• **Data shown**

· · ·

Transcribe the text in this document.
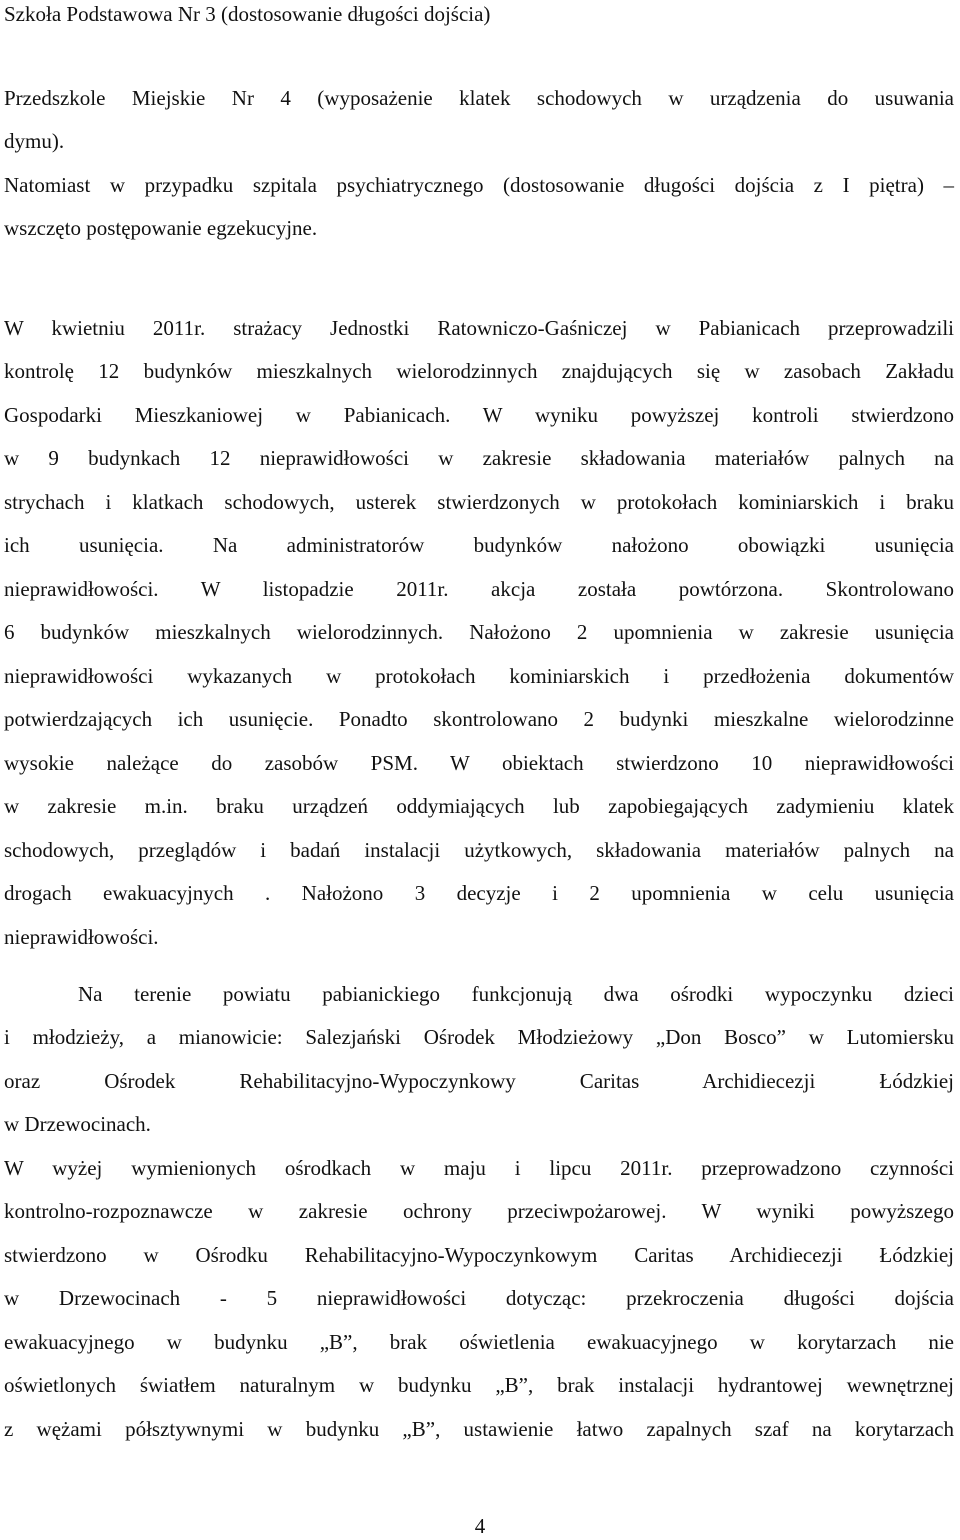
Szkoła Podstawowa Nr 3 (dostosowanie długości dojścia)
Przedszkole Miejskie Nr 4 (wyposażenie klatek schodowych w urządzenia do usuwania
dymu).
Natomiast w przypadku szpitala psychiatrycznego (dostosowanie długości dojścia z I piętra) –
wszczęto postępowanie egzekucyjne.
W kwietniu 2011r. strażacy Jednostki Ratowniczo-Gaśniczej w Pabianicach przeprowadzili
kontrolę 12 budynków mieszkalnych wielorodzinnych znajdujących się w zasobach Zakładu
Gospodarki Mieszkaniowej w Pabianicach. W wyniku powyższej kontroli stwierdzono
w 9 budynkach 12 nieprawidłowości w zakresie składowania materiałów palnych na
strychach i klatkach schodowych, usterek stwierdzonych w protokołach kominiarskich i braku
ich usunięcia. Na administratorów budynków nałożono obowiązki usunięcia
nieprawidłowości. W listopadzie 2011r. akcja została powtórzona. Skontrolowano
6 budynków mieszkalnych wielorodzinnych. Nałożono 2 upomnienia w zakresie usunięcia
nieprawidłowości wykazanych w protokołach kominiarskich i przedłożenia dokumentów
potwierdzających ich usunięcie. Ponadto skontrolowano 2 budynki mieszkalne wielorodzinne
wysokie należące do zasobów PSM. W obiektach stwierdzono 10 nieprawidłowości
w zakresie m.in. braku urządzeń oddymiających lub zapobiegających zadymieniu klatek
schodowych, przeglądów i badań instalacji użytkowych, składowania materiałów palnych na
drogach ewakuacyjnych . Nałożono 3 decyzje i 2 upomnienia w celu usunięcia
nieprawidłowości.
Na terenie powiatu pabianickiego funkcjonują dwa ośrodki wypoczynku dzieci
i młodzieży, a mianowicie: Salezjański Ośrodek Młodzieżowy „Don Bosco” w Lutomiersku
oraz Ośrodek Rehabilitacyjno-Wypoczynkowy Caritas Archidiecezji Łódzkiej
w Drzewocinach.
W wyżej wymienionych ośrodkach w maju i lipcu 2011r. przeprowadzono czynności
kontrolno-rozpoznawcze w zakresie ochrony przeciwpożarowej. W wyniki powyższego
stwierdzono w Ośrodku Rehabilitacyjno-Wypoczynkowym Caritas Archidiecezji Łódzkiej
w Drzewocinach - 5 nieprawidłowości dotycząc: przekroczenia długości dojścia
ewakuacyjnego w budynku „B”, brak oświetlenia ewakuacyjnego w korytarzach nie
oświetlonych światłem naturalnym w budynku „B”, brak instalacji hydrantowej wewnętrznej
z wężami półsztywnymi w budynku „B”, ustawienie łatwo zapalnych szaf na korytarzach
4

· · ·

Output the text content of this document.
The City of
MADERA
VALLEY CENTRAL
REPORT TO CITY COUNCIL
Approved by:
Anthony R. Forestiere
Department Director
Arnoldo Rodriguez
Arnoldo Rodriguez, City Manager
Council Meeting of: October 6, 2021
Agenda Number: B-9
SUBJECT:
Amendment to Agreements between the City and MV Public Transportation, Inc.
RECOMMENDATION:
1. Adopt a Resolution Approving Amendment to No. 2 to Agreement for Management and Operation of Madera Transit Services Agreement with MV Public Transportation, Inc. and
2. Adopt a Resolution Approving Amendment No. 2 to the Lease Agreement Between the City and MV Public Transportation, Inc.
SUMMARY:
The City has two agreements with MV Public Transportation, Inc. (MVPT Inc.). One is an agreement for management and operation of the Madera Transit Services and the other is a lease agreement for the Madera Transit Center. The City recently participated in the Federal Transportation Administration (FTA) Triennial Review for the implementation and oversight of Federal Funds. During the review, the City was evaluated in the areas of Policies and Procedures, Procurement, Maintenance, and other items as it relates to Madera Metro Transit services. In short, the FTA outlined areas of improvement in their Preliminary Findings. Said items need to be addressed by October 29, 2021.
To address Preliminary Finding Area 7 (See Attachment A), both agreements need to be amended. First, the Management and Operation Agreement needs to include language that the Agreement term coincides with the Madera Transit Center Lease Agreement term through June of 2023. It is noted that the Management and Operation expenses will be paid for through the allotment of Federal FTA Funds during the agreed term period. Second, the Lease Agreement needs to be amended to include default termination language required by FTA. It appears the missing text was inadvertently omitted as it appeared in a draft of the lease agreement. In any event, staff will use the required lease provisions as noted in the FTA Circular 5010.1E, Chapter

· · ·

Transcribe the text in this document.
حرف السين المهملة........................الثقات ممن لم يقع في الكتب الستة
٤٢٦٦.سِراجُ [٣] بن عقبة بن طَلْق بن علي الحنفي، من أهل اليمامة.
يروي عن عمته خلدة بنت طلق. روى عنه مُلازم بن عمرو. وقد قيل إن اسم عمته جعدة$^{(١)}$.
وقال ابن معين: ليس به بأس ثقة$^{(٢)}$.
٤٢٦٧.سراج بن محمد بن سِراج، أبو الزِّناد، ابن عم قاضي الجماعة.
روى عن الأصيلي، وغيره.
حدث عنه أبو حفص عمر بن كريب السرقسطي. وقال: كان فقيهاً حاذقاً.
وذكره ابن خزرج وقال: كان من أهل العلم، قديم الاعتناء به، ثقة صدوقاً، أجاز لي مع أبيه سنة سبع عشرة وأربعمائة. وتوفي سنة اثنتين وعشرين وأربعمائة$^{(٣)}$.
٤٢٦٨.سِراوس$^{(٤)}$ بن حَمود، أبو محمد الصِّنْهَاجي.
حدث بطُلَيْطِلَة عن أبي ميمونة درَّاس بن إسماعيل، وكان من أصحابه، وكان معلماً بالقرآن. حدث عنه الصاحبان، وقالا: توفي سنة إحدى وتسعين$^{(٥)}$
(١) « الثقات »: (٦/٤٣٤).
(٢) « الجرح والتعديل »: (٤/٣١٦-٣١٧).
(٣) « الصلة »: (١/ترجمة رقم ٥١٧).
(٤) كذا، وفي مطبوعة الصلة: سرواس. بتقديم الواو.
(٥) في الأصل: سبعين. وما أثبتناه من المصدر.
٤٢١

· · ·

• **What needs to be done**
Reply with nothing except the number of lines in the listing above that include "Adopt".

• **Response**
2